TO DO. Only the pictures stay out; every record is to be quoted exactly.

EXERCISE INPUTS.
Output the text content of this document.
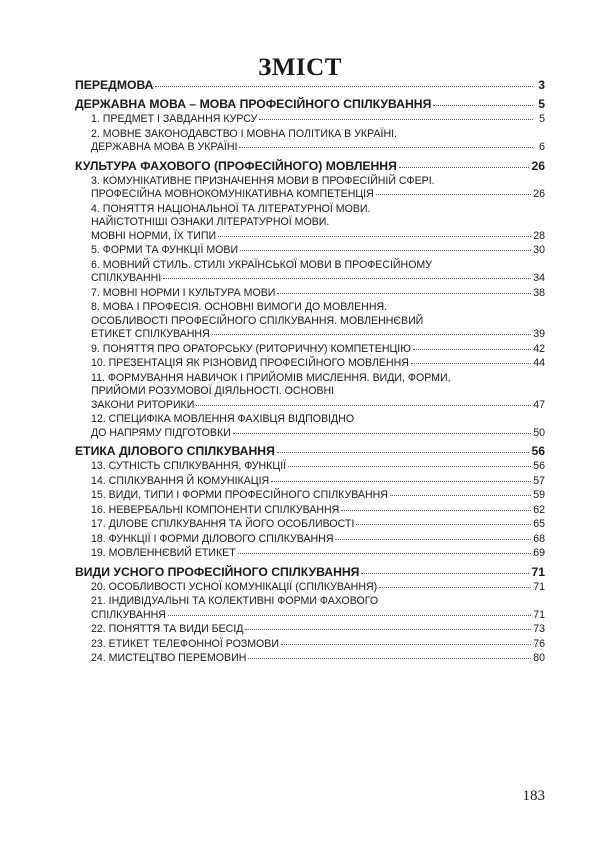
ЗМІСТ
ПЕРЕДМОВА	3
ДЕРЖАВНА МОВА – МОВА ПРОФЕСІЙНОГО СПІЛКУВАННЯ	5
1. ПРЕДМЕТ І ЗАВДАННЯ КУРСУ	5
2. МОВНЕ ЗАКОНОДАВСТВО І МОВНА ПОЛІТИКА В УКРАЇНІ.
ДЕРЖАВНА МОВА В УКРАЇНІ	6
КУЛЬТУРА ФАХОВОГО (ПРОФЕСІЙНОГО) МОВЛЕННЯ	26
3. КОМУНІКАТИВНЕ ПРИЗНАЧЕННЯ МОВИ В ПРОФЕСІЙНІЙ СФЕРІ.
ПРОФЕСІЙНА МОВНОКОМУНІКАТИВНА КОМПЕТЕНЦІЯ	26
4. ПОНЯТТЯ НАЦІОНАЛЬНОЇ ТА ЛІТЕРАТУРНОЇ МОВИ.
НАЙІСТОТНІШІ ОЗНАКИ ЛІТЕРАТУРНОЇ МОВИ.
МОВНІ НОРМИ, ЇХ ТИПИ	28
5. ФОРМИ ТА ФУНКЦІЇ МОВИ	30
6. МОВНИЙ СТИЛЬ. СТИЛІ УКРАЇНСЬКОЇ МОВИ В ПРОФЕСІЙНОМУ
СПІЛКУВАННІ	34
7. МОВНІ НОРМИ І КУЛЬТУРА МОВИ	38
8. МОВА І ПРОФЕСІЯ. ОСНОВНІ ВИМОГИ ДО МОВЛЕННЯ.
ОСОБЛИВОСТІ ПРОФЕСІЙНОГО СПІЛКУВАННЯ. МОВЛЕННЄВИЙ
ЕТИКЕТ СПІЛКУВАННЯ	39
9. ПОНЯТТЯ ПРО ОРАТОРСЬКУ (РИТОРИЧНУ) КОМПЕТЕНЦІЮ	42
10. ПРЕЗЕНТАЦІЯ ЯК РІЗНОВИД ПРОФЕСІЙНОГО МОВЛЕННЯ	44
11. ФОРМУВАННЯ НАВИЧОК І ПРИЙОМІВ МИСЛЕННЯ. ВИДИ, ФОРМИ,
ПРИЙОМИ РОЗУМОВОЇ ДІЯЛЬНОСТІ. ОСНОВНІ
ЗАКОНИ РИТОРИКИ	47
12. СПЕЦИФІКА МОВЛЕННЯ ФАХІВЦЯ ВІДПОВІДНО
ДО НАПРЯМУ ПІДГОТОВКИ	50
ЕТИКА ДІЛОВОГО СПІЛКУВАННЯ	56
13. СУТНІСТЬ СПІЛКУВАННЯ, ФУНКЦІЇ	56
14. СПІЛКУВАННЯ Й КОМУНІКАЦІЯ	57
15. ВИДИ, ТИПИ І ФОРМИ ПРОФЕСІЙНОГО СПІЛКУВАННЯ	59
16. НЕВЕРБАЛЬНІ КОМПОНЕНТИ СПІЛКУВАННЯ	62
17. ДІЛОВЕ СПІЛКУВАННЯ ТА ЙОГО ОСОБЛИВОСТІ	65
18. ФУНКЦІЇ І ФОРМИ ДІЛОВОГО СПІЛКУВАННЯ	68
19. МОВЛЕННЄВИЙ ЕТИКЕТ	69
ВИДИ УСНОГО ПРОФЕСІЙНОГО СПІЛКУВАННЯ	71
20. ОСОБЛИВОСТІ УСНОЇ КОМУНІКАЦІЇ (СПІЛКУВАННЯ)	71
21. ІНДИВІДУАЛЬНІ ТА КОЛЕКТИВНІ ФОРМИ ФАХОВОГО
СПІЛКУВАННЯ	71
22. ПОНЯТТЯ ТА ВИДИ БЕСІД	73
23. ЕТИКЕТ ТЕЛЕФОННОЇ РОЗМОВИ	76
24. МИСТЕЦТВО ПЕРЕМОВИН	80
183
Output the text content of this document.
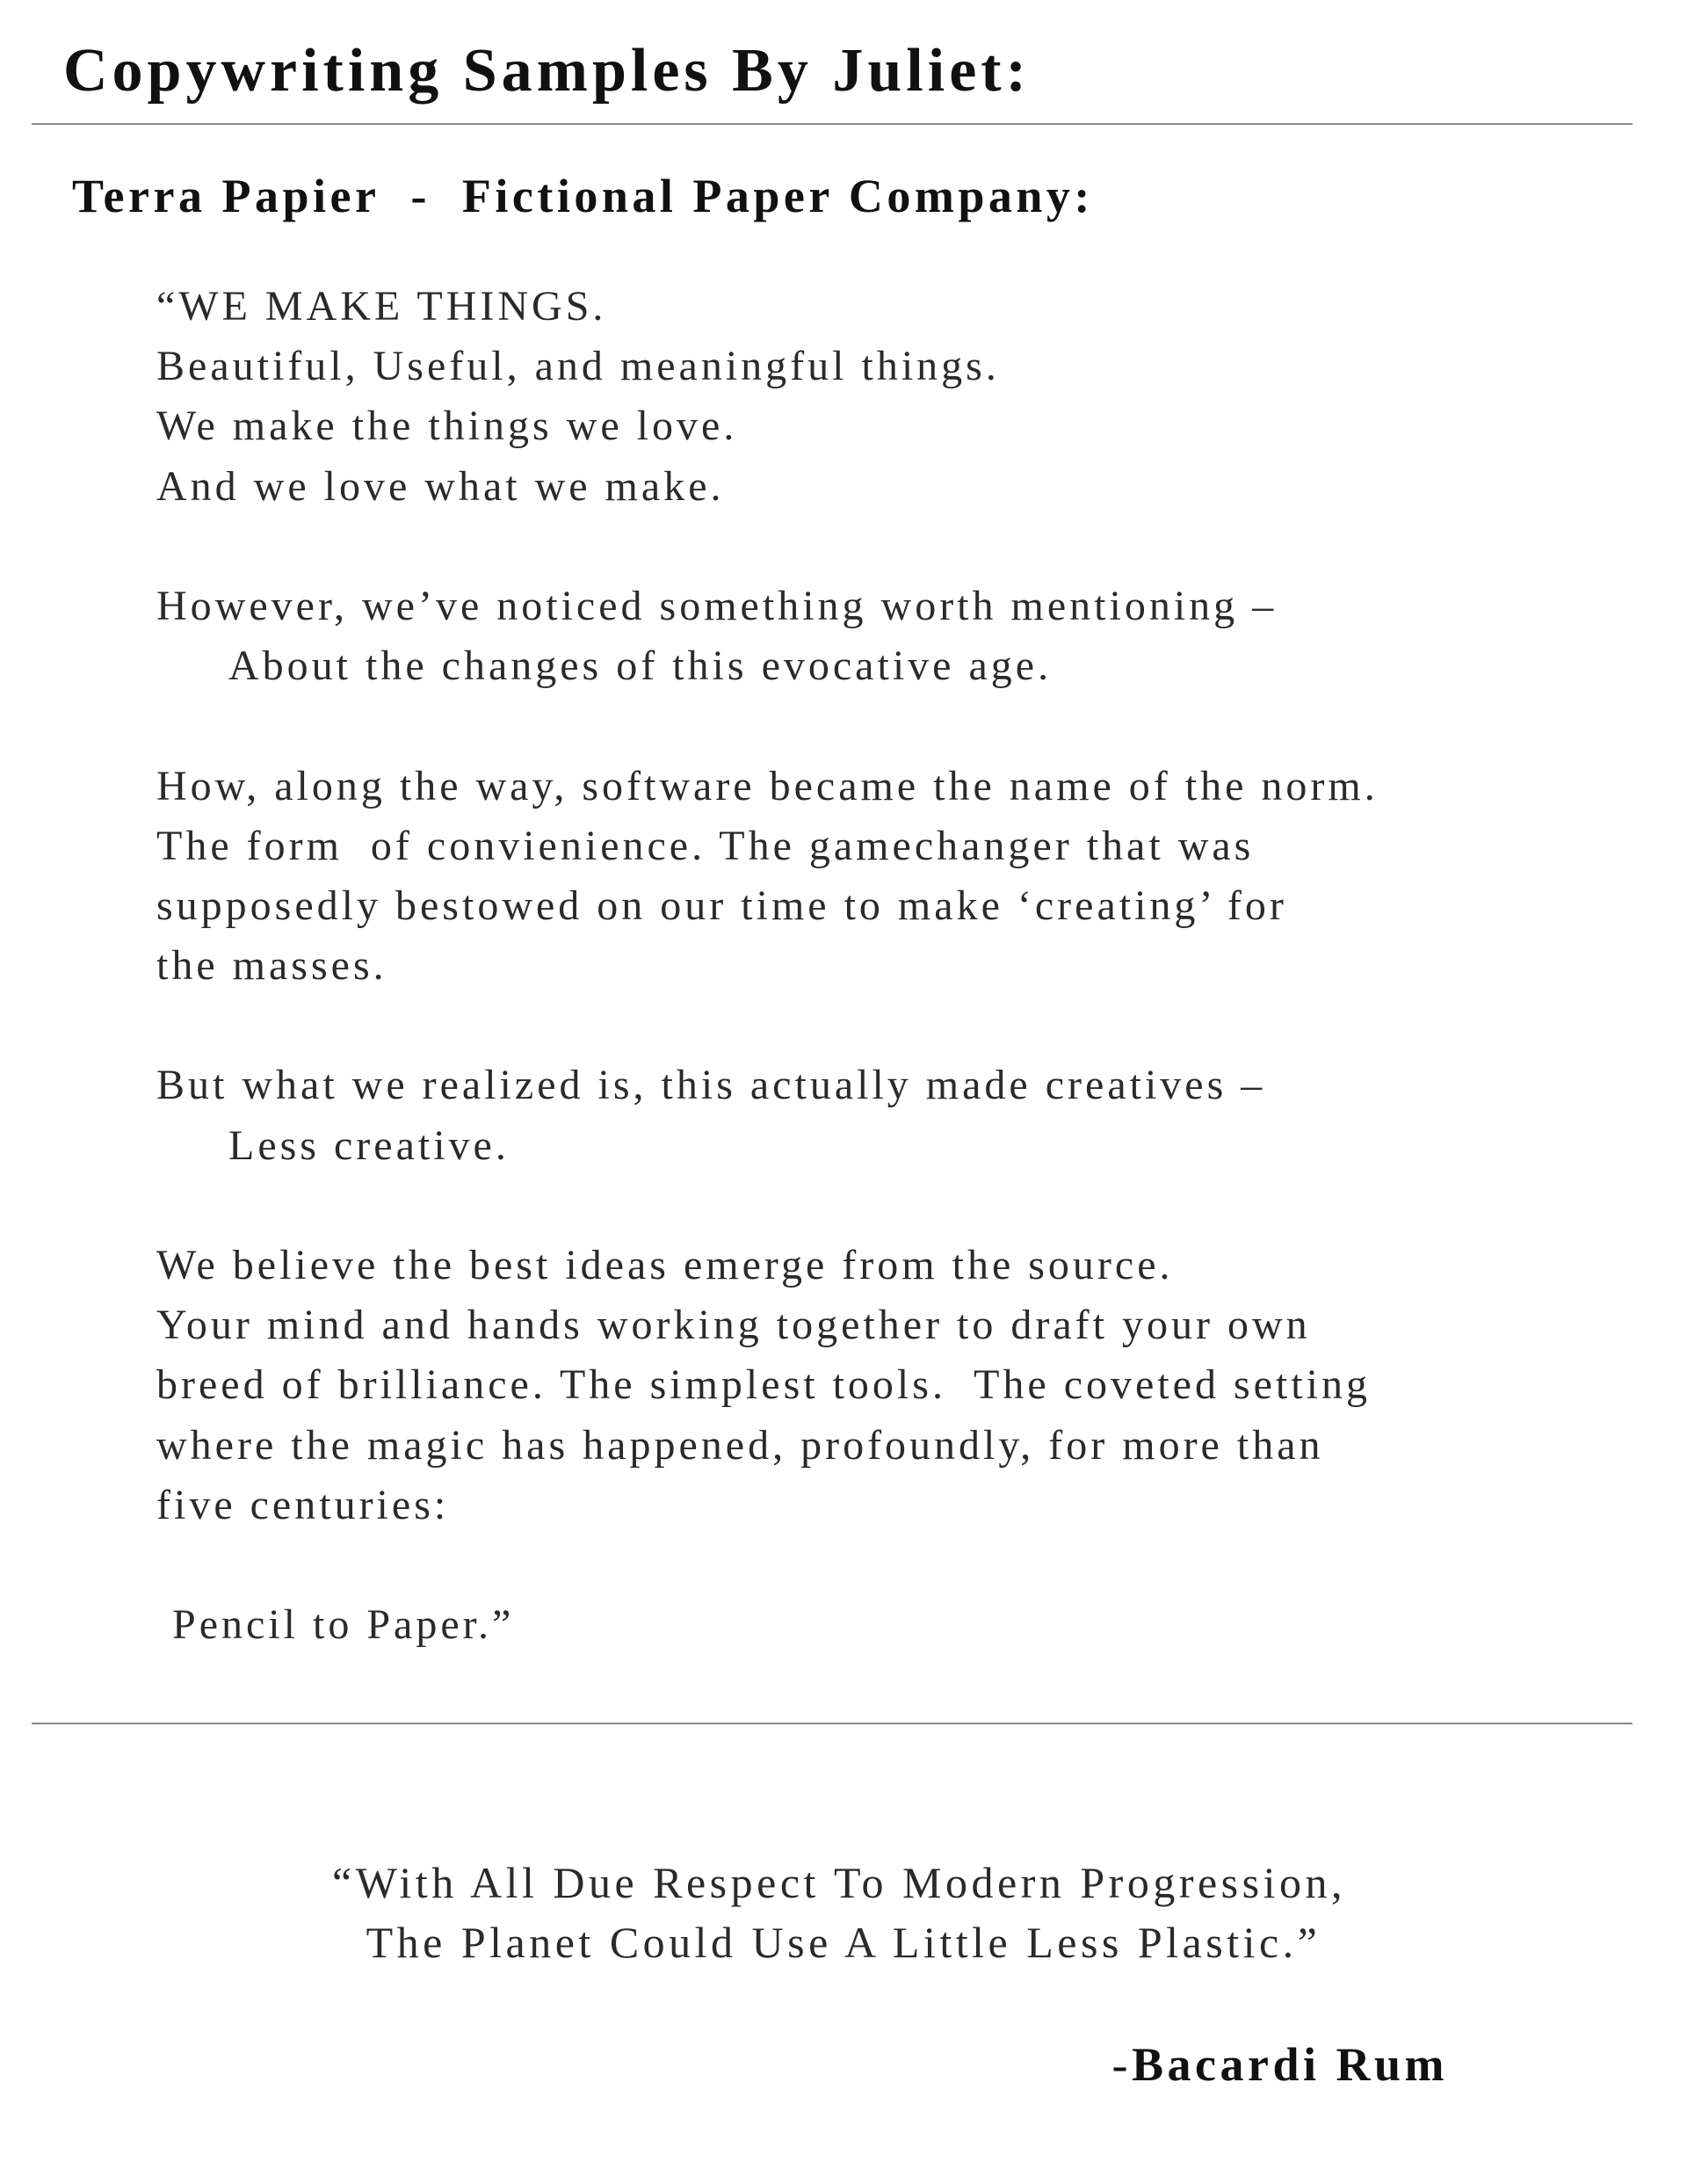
Copywriting Samples By Juliet:
Terra Papier  -  Fictional Paper Company:
“WE MAKE THINGS.
Beautiful, Useful, and meaningful things.
We make the things we love.
And we love what we make.
However, we’ve noticed something worth mentioning –
About the changes of this evocative age.
How, along the way, software became the name of the norm.
The form  of convienience. The gamechanger that was
supposedly bestowed on our time to make ‘creating’ for
the masses.
But what we realized is, this actually made creatives –
Less creative.
We believe the best ideas emerge from the source.
Your mind and hands working together to draft your own
breed of brilliance. The simplest tools.  The coveted setting
where the magic has happened, profoundly, for more than
five centuries:
Pencil to Paper.”
“With All Due Respect To Modern Progression,
The Planet Could Use A Little Less Plastic.”

-Bacardi Rum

COMPLETE OUTPUT.
Output the text content of this document.
ЗМІСТ
ПЕРЕДМОВА	3
ДЕРЖАВНА МОВА – МОВА ПРОФЕСІЙНОГО СПІЛКУВАННЯ	5
1. ПРЕДМЕТ І ЗАВДАННЯ КУРСУ	5
2. МОВНЕ ЗАКОНОДАВСТВО І МОВНА ПОЛІТИКА В УКРАЇНІ.
ДЕРЖАВНА МОВА В УКРАЇНІ	6
КУЛЬТУРА ФАХОВОГО (ПРОФЕСІЙНОГО) МОВЛЕННЯ	26
3. КОМУНІКАТИВНЕ ПРИЗНАЧЕННЯ МОВИ В ПРОФЕСІЙНІЙ СФЕРІ.
ПРОФЕСІЙНА МОВНОКОМУНІКАТИВНА КОМПЕТЕНЦІЯ	26
4. ПОНЯТТЯ НАЦІОНАЛЬНОЇ ТА ЛІТЕРАТУРНОЇ МОВИ.
НАЙІСТОТНІШІ ОЗНАКИ ЛІТЕРАТУРНОЇ МОВИ.
МОВНІ НОРМИ, ЇХ ТИПИ	28
5. ФОРМИ ТА ФУНКЦІЇ МОВИ	30
6. МОВНИЙ СТИЛЬ. СТИЛІ УКРАЇНСЬКОЇ МОВИ В ПРОФЕСІЙНОМУ
СПІЛКУВАННІ	34
7. МОВНІ НОРМИ І КУЛЬТУРА МОВИ	38
8. МОВА І ПРОФЕСІЯ. ОСНОВНІ ВИМОГИ ДО МОВЛЕННЯ.
ОСОБЛИВОСТІ ПРОФЕСІЙНОГО СПІЛКУВАННЯ. МОВЛЕННЄВИЙ
ЕТИКЕТ СПІЛКУВАННЯ	39
9. ПОНЯТТЯ ПРО ОРАТОРСЬКУ (РИТОРИЧНУ) КОМПЕТЕНЦІЮ	42
10. ПРЕЗЕНТАЦІЯ ЯК РІЗНОВИД ПРОФЕСІЙНОГО МОВЛЕННЯ	44
11. ФОРМУВАННЯ НАВИЧОК І ПРИЙОМІВ МИСЛЕННЯ. ВИДИ, ФОРМИ,
ПРИЙОМИ РОЗУМОВОЇ ДІЯЛЬНОСТІ. ОСНОВНІ
ЗАКОНИ РИТОРИКИ	47
12. СПЕЦИФІКА МОВЛЕННЯ ФАХІВЦЯ ВІДПОВІДНО
ДО НАПРЯМУ ПІДГОТОВКИ	50
ЕТИКА ДІЛОВОГО СПІЛКУВАННЯ	56
13. СУТНІСТЬ СПІЛКУВАННЯ, ФУНКЦІЇ	56
14. СПІЛКУВАННЯ Й КОМУНІКАЦІЯ	57
15. ВИДИ, ТИПИ І ФОРМИ ПРОФЕСІЙНОГО СПІЛКУВАННЯ	59
16. НЕВЕРБАЛЬНІ КОМПОНЕНТИ СПІЛКУВАННЯ	62
17. ДІЛОВЕ СПІЛКУВАННЯ ТА ЙОГО ОСОБЛИВОСТІ	65
18. ФУНКЦІЇ І ФОРМИ ДІЛОВОГО СПІЛКУВАННЯ	68
19. МОВЛЕННЄВИЙ ЕТИКЕТ	69
ВИДИ УСНОГО ПРОФЕСІЙНОГО СПІЛКУВАННЯ	71
20. ОСОБЛИВОСТІ УСНОЇ КОМУНІКАЦІЇ (СПІЛКУВАННЯ)	71
21. ІНДИВІДУАЛЬНІ ТА КОЛЕКТИВНІ ФОРМИ ФАХОВОГО
СПІЛКУВАННЯ	71
22. ПОНЯТТЯ ТА ВИДИ БЕСІД	73
23. ЕТИКЕТ ТЕЛЕФОННОЇ РОЗМОВИ	76
24. МИСТЕЦТВО ПЕРЕМОВИН	80
183
Output the text content of this document.
Copywriting Samples By Juliet:
Terra Papier  -  Fictional Paper Company:
“WE MAKE THINGS.
Beautiful, Useful, and meaningful things.
We make the things we love.
And we love what we make.
However, we’ve noticed something worth mentioning –
About the changes of this evocative age.
How, along the way, software became the name of the norm.
The form  of convienience. The gamechanger that was
supposedly bestowed on our time to make ‘creating’ for
the masses.
But what we realized is, this actually made creatives –
Less creative.
We believe the best ideas emerge from the source.
Your mind and hands working together to draft your own
breed of brilliance. The simplest tools.  The coveted setting
where the magic has happened, profoundly, for more than
five centuries:
Pencil to Paper.”
“With All Due Respect To Modern Progression,
The Planet Could Use A Little Less Plastic.”

-Bacardi Rum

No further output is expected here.